━━ DATA EXCERPTS ━━
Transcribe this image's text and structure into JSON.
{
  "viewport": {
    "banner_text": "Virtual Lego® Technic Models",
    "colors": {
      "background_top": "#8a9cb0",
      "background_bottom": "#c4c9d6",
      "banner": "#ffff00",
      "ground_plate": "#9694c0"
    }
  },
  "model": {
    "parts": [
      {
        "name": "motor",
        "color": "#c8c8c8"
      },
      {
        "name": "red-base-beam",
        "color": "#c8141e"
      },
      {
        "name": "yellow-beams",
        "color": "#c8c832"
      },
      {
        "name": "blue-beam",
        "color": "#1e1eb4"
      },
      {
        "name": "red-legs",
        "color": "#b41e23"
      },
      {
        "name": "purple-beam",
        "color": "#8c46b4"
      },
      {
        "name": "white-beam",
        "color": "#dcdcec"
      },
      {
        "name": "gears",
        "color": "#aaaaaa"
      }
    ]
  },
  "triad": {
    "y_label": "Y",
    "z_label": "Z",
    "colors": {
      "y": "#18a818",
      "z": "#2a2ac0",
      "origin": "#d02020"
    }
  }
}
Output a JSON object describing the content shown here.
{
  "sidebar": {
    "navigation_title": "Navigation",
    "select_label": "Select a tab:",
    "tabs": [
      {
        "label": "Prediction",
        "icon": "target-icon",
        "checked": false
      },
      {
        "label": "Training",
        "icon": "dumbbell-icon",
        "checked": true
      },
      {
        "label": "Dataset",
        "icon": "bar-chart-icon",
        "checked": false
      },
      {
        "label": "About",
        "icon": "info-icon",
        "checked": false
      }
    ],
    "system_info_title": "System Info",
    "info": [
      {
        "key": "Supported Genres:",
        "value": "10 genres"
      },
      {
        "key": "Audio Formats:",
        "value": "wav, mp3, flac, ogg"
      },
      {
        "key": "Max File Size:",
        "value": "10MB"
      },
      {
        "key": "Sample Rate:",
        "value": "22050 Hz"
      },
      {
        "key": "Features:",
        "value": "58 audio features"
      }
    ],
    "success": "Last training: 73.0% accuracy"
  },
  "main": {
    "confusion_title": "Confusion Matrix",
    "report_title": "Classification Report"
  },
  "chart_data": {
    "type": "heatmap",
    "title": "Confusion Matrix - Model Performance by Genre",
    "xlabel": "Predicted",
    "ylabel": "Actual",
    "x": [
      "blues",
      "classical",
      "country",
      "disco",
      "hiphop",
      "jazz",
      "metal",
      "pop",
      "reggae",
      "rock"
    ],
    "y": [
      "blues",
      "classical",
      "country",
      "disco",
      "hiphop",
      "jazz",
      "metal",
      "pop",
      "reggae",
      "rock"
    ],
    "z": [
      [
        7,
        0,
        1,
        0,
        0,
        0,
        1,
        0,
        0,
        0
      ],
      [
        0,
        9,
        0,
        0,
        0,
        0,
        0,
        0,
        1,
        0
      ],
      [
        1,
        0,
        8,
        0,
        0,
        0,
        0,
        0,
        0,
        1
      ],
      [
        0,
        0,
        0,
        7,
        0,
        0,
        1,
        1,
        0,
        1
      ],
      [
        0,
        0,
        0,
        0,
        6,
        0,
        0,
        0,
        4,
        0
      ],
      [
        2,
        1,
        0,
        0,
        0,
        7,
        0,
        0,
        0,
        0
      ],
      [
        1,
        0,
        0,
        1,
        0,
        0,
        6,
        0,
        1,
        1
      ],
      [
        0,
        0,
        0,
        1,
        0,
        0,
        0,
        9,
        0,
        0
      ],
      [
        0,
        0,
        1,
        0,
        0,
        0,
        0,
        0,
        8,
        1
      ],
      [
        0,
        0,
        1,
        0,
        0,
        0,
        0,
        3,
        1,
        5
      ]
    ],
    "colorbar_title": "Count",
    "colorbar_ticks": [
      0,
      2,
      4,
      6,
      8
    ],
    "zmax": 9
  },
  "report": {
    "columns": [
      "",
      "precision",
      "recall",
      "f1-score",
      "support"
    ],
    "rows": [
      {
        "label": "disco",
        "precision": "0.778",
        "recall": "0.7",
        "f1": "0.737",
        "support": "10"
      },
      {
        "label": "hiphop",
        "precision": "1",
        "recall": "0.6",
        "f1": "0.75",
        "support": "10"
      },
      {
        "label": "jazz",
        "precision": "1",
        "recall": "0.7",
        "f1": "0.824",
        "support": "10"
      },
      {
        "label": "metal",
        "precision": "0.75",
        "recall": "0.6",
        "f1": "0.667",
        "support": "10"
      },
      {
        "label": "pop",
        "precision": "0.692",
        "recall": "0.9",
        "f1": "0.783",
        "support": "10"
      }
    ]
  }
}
━━━
▸ TASK REQUIREMENTS: Copy out every line that includes the word "value".

▸ TASK SOLUTION:
        "value": "10 genres"
        "value": "wav, mp3, flac, ogg"
        "value": "10MB"
        "value": "22050 Hz"
        "value": "58 audio features"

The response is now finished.